# [Your goal]
Report each line of the data that includes the word "JSON".

# [Material for this exercise]

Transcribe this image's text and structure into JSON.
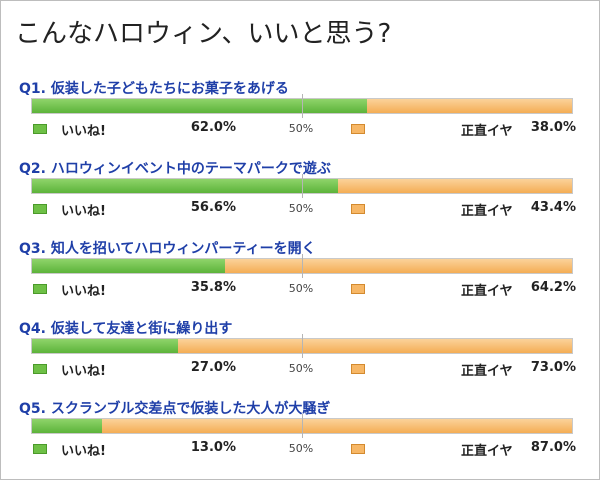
{
  "title": "こんなハロウィン、いいと思う?",
  "legend": {
    "like_label": "いいね!",
    "dislike_label": "正直イヤ",
    "mid_label": "50%"
  },
  "colors": {
    "like": "#6ec046",
    "dislike": "#f7b766",
    "question_text": "#1f3fa8"
  },
  "questions": [
    {
      "label": "Q1. 仮装した子どもたちにお菓子をあげる",
      "like_pct": "62.0%",
      "dislike_pct": "38.0%"
    },
    {
      "label": "Q2. ハロウィンイベント中のテーマパークで遊ぶ",
      "like_pct": "56.6%",
      "dislike_pct": "43.4%"
    },
    {
      "label": "Q3. 知人を招いてハロウィンパーティーを開く",
      "like_pct": "35.8%",
      "dislike_pct": "64.2%"
    },
    {
      "label": "Q4. 仮装して友達と街に繰り出す",
      "like_pct": "27.0%",
      "dislike_pct": "73.0%"
    },
    {
      "label": "Q5. スクランブル交差点で仮装した大人が大騒ぎ",
      "like_pct": "13.0%",
      "dislike_pct": "87.0%"
    }
  ],
  "chart_data": {
    "type": "bar",
    "orientation": "horizontal",
    "stacked": true,
    "title": "こんなハロウィン、いいと思う?",
    "categories": [
      "Q1. 仮装した子どもたちにお菓子をあげる",
      "Q2. ハロウィンイベント中のテーマパークで遊ぶ",
      "Q3. 知人を招いてハロウィンパーティーを開く",
      "Q4. 仮装して友達と街に繰り出す",
      "Q5. スクランブル交差点で仮装した大人が大騒ぎ"
    ],
    "series": [
      {
        "name": "いいね!",
        "values": [
          62.0,
          56.6,
          35.8,
          27.0,
          13.0
        ]
      },
      {
        "name": "正直イヤ",
        "values": [
          38.0,
          43.4,
          64.2,
          73.0,
          87.0
        ]
      }
    ],
    "xlim": [
      0,
      100
    ],
    "reference_line": 50
  }
}
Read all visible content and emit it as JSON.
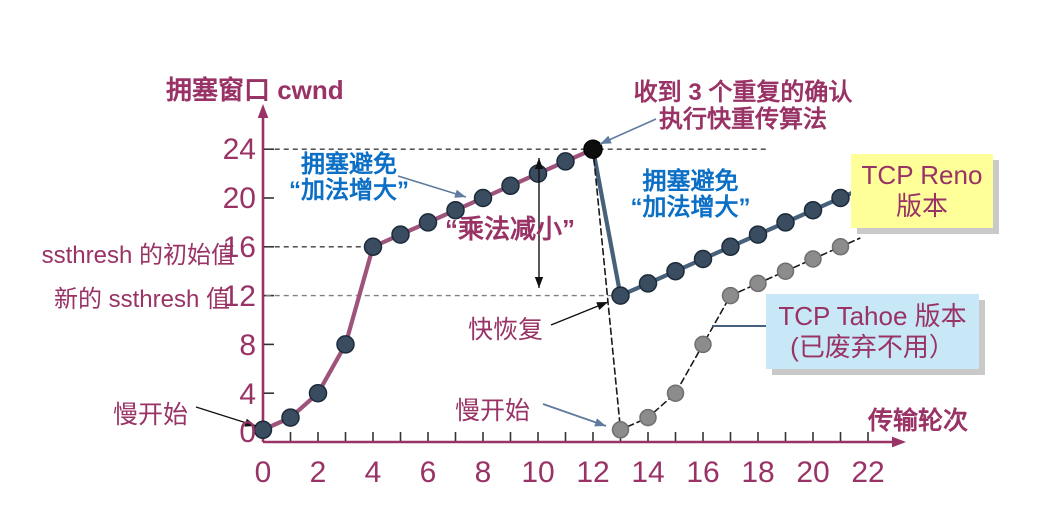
{
  "figure": {
    "kind": "TCP congestion control diagram (Reno vs Tahoe)"
  },
  "labels": {
    "y_axis_title": "拥塞窗口 cwnd",
    "x_axis_title": "传输轮次",
    "ssthresh_initial": "ssthresh 的初始值",
    "ssthresh_new": "新的 ssthresh 值",
    "slow_start_1": "慢开始",
    "slow_start_2": "慢开始",
    "fast_recovery": "快恢复",
    "multiplicative_decrease": "“乘法减小”",
    "congestion_avoidance_left_line1": "拥塞避免",
    "congestion_avoidance_left_line2": "“加法增大”",
    "congestion_avoidance_right_line1": "拥塞避免",
    "congestion_avoidance_right_line2": "“加法增大”",
    "dup_ack_line1": "收到 3 个重复的确认",
    "dup_ack_line2": "执行快重传算法",
    "reno_box_line1": "TCP Reno",
    "reno_box_line2": "版本",
    "tahoe_box_line1": "TCP Tahoe 版本",
    "tahoe_box_line2": "(已废弃不用）"
  },
  "colors": {
    "magenta_text": "#993366",
    "axis": "#993366",
    "reno_rise_line": "#9D537A",
    "reno_navy_line": "#47617C",
    "marker_fill": "#3A4C60",
    "marker_stroke": "#1C2B3A",
    "peak_marker": "#0d0d0d",
    "tahoe_marker": "#8C8C8C",
    "tahoe_marker_stroke": "#6F6F6F",
    "tahoe_line": "#1A1A1A",
    "blue_text": "#0B6FC5",
    "reno_box_bg": "#FFFF99",
    "tahoe_box_bg": "#C9E8F7",
    "slate_arrow": "#5F7C9E",
    "black_arrow": "#111111",
    "guide_dark": "#3c3c3c",
    "guide_gray": "#808080"
  },
  "chart_data": {
    "type": "line",
    "title": "",
    "xlabel": "传输轮次",
    "ylabel": "拥塞窗口 cwnd",
    "xlim": [
      0,
      23.4
    ],
    "ylim": [
      0,
      27
    ],
    "grid": false,
    "x_tick_labels": [
      "0",
      "2",
      "4",
      "6",
      "8",
      "10",
      "12",
      "14",
      "16",
      "18",
      "20",
      "22"
    ],
    "x_tick_values": [
      0,
      2,
      4,
      6,
      8,
      10,
      12,
      14,
      16,
      18,
      20,
      22
    ],
    "x_minor_tick_from": 1,
    "x_minor_tick_to": 22,
    "y_tick_labels": [
      "24",
      "20",
      "16",
      "12",
      "8",
      "4",
      "0"
    ],
    "y_tick_values": [
      24,
      20,
      16,
      12,
      8,
      4,
      0
    ],
    "series": [
      {
        "name": "TCP Reno slow start + congestion avoidance (additive increase)",
        "line": [
          [
            0,
            1
          ],
          [
            1,
            2
          ],
          [
            2,
            4
          ],
          [
            3,
            8
          ],
          [
            4,
            16
          ],
          [
            5,
            17
          ],
          [
            6,
            18
          ],
          [
            7,
            19
          ],
          [
            8,
            20
          ],
          [
            9,
            21
          ],
          [
            10,
            22
          ],
          [
            11,
            23
          ],
          [
            12,
            24
          ]
        ],
        "markers": [
          [
            0,
            1
          ],
          [
            1,
            2
          ],
          [
            2,
            4
          ],
          [
            3,
            8
          ],
          [
            4,
            16
          ],
          [
            5,
            17
          ],
          [
            6,
            18
          ],
          [
            7,
            19
          ],
          [
            8,
            20
          ],
          [
            9,
            21
          ],
          [
            10,
            22
          ],
          [
            11,
            23
          ]
        ],
        "color": "#9D537A",
        "width": 4.2,
        "dash": null,
        "marker_fill": "#3A4C60",
        "marker_stroke": "#1C2B3A",
        "marker_r": 8.5
      },
      {
        "name": "TCP Reno multiplicative decrease (fast recovery drop)",
        "line": [
          [
            12,
            24
          ],
          [
            13,
            12
          ]
        ],
        "markers": [],
        "color": "#47617C",
        "width": 4.2,
        "dash": null,
        "marker_fill": "#3A4C60",
        "marker_stroke": "#1C2B3A",
        "marker_r": 8.5
      },
      {
        "name": "TCP Reno congestion avoidance after fast recovery",
        "line": [
          [
            13,
            12
          ],
          [
            14,
            13
          ],
          [
            15,
            14
          ],
          [
            16,
            15
          ],
          [
            17,
            16
          ],
          [
            18,
            17
          ],
          [
            19,
            18
          ],
          [
            20,
            19
          ],
          [
            21,
            20
          ],
          [
            21.45,
            20.45
          ]
        ],
        "markers": [
          [
            13,
            12
          ],
          [
            14,
            13
          ],
          [
            15,
            14
          ],
          [
            16,
            15
          ],
          [
            17,
            16
          ],
          [
            18,
            17
          ],
          [
            19,
            18
          ],
          [
            20,
            19
          ],
          [
            21,
            20
          ]
        ],
        "color": "#47617C",
        "width": 4.2,
        "dash": null,
        "marker_fill": "#3A4C60",
        "marker_stroke": "#1C2B3A",
        "marker_r": 8.5
      },
      {
        "name": "TCP Tahoe (restart slow start, deprecated)",
        "line": [
          [
            12,
            24
          ],
          [
            13,
            1
          ],
          [
            14,
            2
          ],
          [
            15,
            4
          ],
          [
            16,
            8
          ],
          [
            17,
            12
          ],
          [
            18,
            13
          ],
          [
            19,
            14
          ],
          [
            20,
            15
          ],
          [
            21,
            16
          ],
          [
            21.7,
            16.7
          ]
        ],
        "markers": [
          [
            13,
            1
          ],
          [
            14,
            2
          ],
          [
            15,
            4
          ],
          [
            16,
            8
          ],
          [
            17,
            12
          ],
          [
            18,
            13
          ],
          [
            19,
            14
          ],
          [
            20,
            15
          ],
          [
            21,
            16
          ]
        ],
        "color": "#1A1A1A",
        "width": 1.6,
        "dash": "6,4",
        "marker_fill": "#8C8C8C",
        "marker_stroke": "#6F6F6F",
        "marker_r": 8
      }
    ],
    "special_markers": [
      {
        "x": 12,
        "y": 24,
        "fill": "#0d0d0d",
        "stroke": "#000000",
        "r": 9,
        "name": "peak-3-dup-ack-point"
      }
    ],
    "guides": [
      {
        "y": 24,
        "from_x": 0.1,
        "to_x": 18.4,
        "color": "#3c3c3c"
      },
      {
        "y": 16,
        "from_x": 0.1,
        "to_x": 3.9,
        "color": "#3c3c3c"
      },
      {
        "y": 12,
        "from_x": 0.1,
        "to_x": 12.9,
        "color": "#808080"
      }
    ]
  },
  "annotations": [
    {
      "name": "arrow-dup-ack-to-peak",
      "from": [
        656,
        119
      ],
      "to": [
        600,
        144
      ],
      "color": "#5F7C9E",
      "w": 1.6,
      "head": true,
      "both": false
    },
    {
      "name": "arrow-ca-left-to-line",
      "from": [
        398,
        176
      ],
      "to": [
        466,
        197
      ],
      "color": "#5F7C9E",
      "w": 1.6,
      "head": true,
      "both": false
    },
    {
      "name": "arrow-slow-start2-to-tahoe",
      "from": [
        543,
        404
      ],
      "to": [
        606,
        426
      ],
      "color": "#5F7C9E",
      "w": 1.8,
      "head": true,
      "both": false
    },
    {
      "name": "arrow-slow-start1-to-origin",
      "from": [
        196,
        407
      ],
      "to": [
        256,
        426
      ],
      "color": "#111111",
      "w": 1.4,
      "head": true,
      "both": false
    },
    {
      "name": "arrow-fast-recovery-to-point",
      "from": [
        551,
        325
      ],
      "to": [
        608,
        302
      ],
      "color": "#111111",
      "w": 1.4,
      "head": true,
      "both": false
    },
    {
      "name": "arrow-multiplicative-decrease-span",
      "from": [
        539,
        158
      ],
      "to": [
        539,
        288
      ],
      "color": "#111111",
      "w": 1.4,
      "head": true,
      "both": true
    },
    {
      "name": "line-tahoe-box-pointer",
      "from": [
        712,
        326
      ],
      "to": [
        766,
        326
      ],
      "color": "#47617C",
      "w": 2,
      "head": false,
      "both": false
    }
  ]
}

# [Solution to this problem]
Transcribe this image's text and structure into JSON.
Read all visible content and emit it as JSON.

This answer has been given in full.